TASK DESCRIPTION:
Leave the pictures out. Return all other data exactly.

Data entries
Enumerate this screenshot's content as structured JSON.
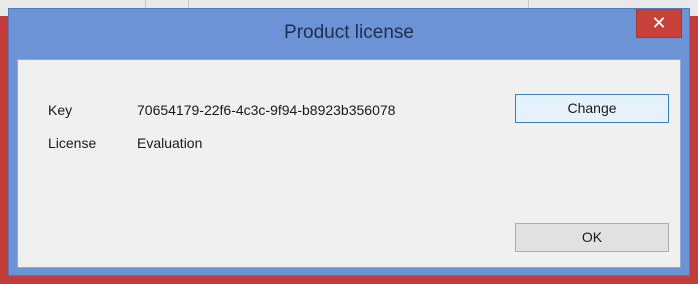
{
  "window": {
    "title": "Product license",
    "close_glyph": "✕"
  },
  "license": {
    "key_label": "Key",
    "key_value": "70654179-22f6-4c3c-9f94-b8923b356078",
    "license_label": "License",
    "license_value": "Evaluation"
  },
  "buttons": {
    "change_label": "Change",
    "ok_label": "OK"
  },
  "colors": {
    "titlebar": "#6b93d6",
    "close_button": "#c7403a",
    "client_bg": "#f0f0f0",
    "outer_border": "#c33b3b"
  }
}
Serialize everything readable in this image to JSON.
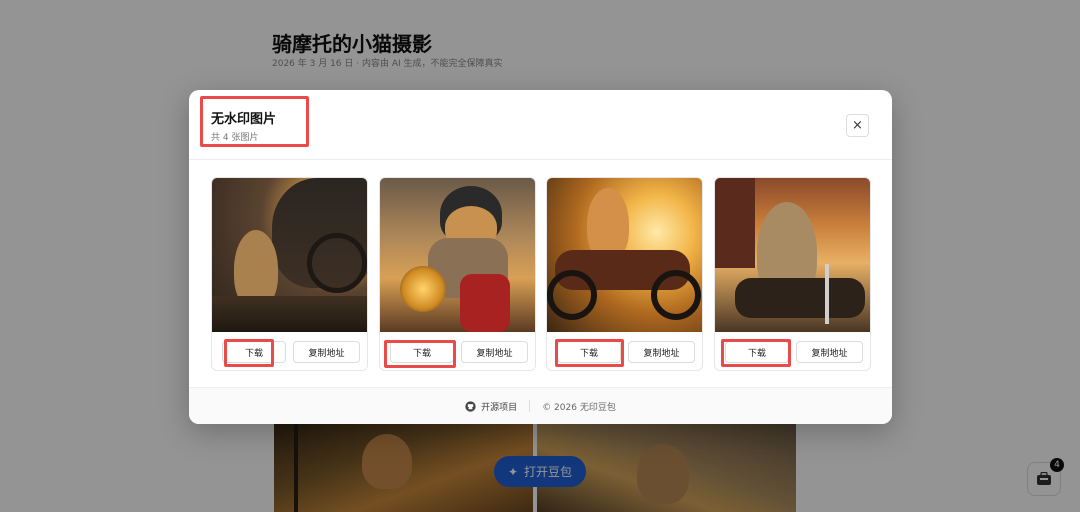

TASK OUTPUT:
Enumerate this screenshot's content as structured JSON.
{
  "window": {
    "title": "Product license",
    "close_glyph": "✕"
  },
  "license": {
    "key_label": "Key",
    "key_value": "70654179-22f6-4c3c-9f94-b8923b356078",
    "license_label": "License",
    "license_value": "Evaluation"
  },
  "buttons": {
    "change_label": "Change",
    "ok_label": "OK"
  },
  "colors": {
    "titlebar": "#6b93d6",
    "close_button": "#c7403a",
    "client_bg": "#f0f0f0",
    "outer_border": "#c33b3b"
  }
}
Serialize everything readable in this image to JSON.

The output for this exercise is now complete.